> **REQUIRED TASK**: Lift every line from the entries that includes the word "into".

(Dataset entries on figures)
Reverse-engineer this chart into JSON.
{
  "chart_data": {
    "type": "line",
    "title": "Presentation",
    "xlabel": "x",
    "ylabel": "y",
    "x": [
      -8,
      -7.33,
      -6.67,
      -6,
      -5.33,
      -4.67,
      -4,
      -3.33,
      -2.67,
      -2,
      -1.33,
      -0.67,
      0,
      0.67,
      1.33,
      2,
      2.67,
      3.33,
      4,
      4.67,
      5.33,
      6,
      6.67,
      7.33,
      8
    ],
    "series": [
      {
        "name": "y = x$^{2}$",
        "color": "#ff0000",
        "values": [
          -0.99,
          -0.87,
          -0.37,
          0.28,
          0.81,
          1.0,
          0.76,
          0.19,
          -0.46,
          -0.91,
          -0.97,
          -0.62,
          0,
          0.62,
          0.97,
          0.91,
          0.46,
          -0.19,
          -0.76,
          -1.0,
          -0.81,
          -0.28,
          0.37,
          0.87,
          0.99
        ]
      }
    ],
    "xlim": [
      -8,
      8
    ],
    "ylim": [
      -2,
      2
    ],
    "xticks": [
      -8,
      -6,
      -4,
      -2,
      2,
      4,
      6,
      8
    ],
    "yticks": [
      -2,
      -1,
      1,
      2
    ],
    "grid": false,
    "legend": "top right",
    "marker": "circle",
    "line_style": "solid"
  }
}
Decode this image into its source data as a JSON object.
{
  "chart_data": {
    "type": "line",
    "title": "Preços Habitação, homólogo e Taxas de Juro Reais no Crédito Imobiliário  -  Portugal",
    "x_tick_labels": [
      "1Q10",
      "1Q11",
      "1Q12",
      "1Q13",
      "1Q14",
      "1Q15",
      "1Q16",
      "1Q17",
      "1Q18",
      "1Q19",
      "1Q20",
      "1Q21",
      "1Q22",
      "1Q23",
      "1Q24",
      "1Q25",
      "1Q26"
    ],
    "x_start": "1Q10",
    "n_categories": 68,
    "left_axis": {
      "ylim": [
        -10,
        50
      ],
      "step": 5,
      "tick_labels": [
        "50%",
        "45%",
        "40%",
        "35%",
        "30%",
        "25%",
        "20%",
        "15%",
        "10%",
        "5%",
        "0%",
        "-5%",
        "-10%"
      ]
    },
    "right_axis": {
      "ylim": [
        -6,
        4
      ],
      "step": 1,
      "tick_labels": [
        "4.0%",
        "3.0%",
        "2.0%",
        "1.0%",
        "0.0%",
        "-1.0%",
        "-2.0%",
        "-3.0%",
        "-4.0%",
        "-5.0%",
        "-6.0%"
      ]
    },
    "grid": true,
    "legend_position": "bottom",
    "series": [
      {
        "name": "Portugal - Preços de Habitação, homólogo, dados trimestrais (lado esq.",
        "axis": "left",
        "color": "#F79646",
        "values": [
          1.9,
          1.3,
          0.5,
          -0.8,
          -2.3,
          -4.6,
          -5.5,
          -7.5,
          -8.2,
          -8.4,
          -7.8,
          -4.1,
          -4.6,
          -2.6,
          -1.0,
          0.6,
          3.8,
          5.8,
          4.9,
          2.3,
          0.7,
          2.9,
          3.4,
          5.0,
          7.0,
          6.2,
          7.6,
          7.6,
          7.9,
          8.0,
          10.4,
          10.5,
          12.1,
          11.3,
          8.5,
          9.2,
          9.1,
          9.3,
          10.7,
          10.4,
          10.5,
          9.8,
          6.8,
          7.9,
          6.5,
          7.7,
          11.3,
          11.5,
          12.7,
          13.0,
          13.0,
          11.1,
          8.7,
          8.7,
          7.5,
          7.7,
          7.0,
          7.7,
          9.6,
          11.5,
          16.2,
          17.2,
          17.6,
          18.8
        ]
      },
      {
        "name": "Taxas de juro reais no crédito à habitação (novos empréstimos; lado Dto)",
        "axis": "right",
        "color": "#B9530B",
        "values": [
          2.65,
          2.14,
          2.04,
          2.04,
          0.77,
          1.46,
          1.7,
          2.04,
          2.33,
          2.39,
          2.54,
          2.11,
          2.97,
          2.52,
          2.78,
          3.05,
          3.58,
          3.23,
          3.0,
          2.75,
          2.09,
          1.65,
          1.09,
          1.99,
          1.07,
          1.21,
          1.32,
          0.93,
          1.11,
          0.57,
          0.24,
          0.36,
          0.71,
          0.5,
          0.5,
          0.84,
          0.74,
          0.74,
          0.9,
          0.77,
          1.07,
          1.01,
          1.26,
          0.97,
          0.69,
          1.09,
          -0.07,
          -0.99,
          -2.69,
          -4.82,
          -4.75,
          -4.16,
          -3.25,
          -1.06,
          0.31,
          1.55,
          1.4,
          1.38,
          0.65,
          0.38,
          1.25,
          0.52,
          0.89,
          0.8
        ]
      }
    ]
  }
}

> **COMPLETE OUTPUT**:
Reverse-engineer this chart into JSON.
Decode this image into its source data as a JSON object.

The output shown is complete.